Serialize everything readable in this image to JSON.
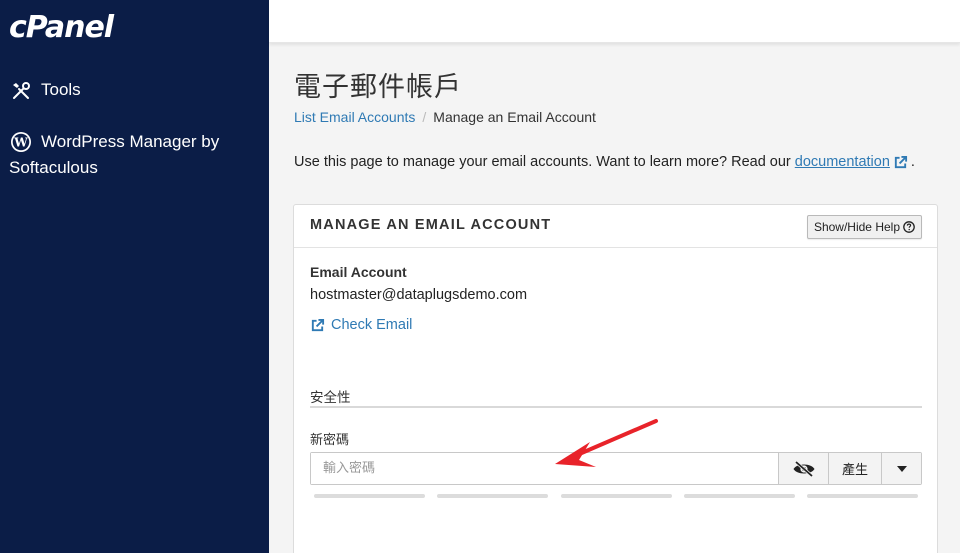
{
  "sidebar": {
    "brand": "cPanel",
    "items": [
      {
        "label": "Tools",
        "icon": "tools-icon"
      },
      {
        "label": "WordPress Manager by",
        "label_line2": "Softaculous",
        "icon": "wordpress-icon"
      }
    ]
  },
  "page": {
    "title": "電子郵件帳戶",
    "breadcrumb": {
      "link": "List Email Accounts",
      "separator": "/",
      "current": "Manage an Email Account"
    },
    "intro_text": "Use this page to manage your email accounts. Want to learn more? Read our",
    "intro_link": "documentation",
    "intro_end": "."
  },
  "panel": {
    "title": "MANAGE AN EMAIL ACCOUNT",
    "help_button": "Show/Hide Help",
    "email_account_label": "Email Account",
    "email_account_value": "hostmaster@dataplugsdemo.com",
    "check_email": "Check Email",
    "security_section": "安全性",
    "new_password_label": "新密碼",
    "password_placeholder": "輸入密碼",
    "generate_button": "產生"
  },
  "colors": {
    "sidebar_bg": "#0b1d47",
    "link": "#2f7ab4",
    "arrow": "#e8232a"
  }
}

────────────────

## Brief
Repeat all the data as it stands, dropping any images it holds.

## Solution to this task
Serialize everything readable in this image to JSON.
{
  "sidebar": {
    "brand": "cPanel",
    "items": [
      {
        "label": "Tools",
        "icon": "tools-icon"
      },
      {
        "label": "WordPress Manager by",
        "label_line2": "Softaculous",
        "icon": "wordpress-icon"
      }
    ]
  },
  "page": {
    "title": "電子郵件帳戶",
    "breadcrumb": {
      "link": "List Email Accounts",
      "separator": "/",
      "current": "Manage an Email Account"
    },
    "intro_text": "Use this page to manage your email accounts. Want to learn more? Read our",
    "intro_link": "documentation",
    "intro_end": "."
  },
  "panel": {
    "title": "MANAGE AN EMAIL ACCOUNT",
    "help_button": "Show/Hide Help",
    "email_account_label": "Email Account",
    "email_account_value": "hostmaster@dataplugsdemo.com",
    "check_email": "Check Email",
    "security_section": "安全性",
    "new_password_label": "新密碼",
    "password_placeholder": "輸入密碼",
    "generate_button": "產生"
  },
  "colors": {
    "sidebar_bg": "#0b1d47",
    "link": "#2f7ab4",
    "arrow": "#e8232a"
  }
}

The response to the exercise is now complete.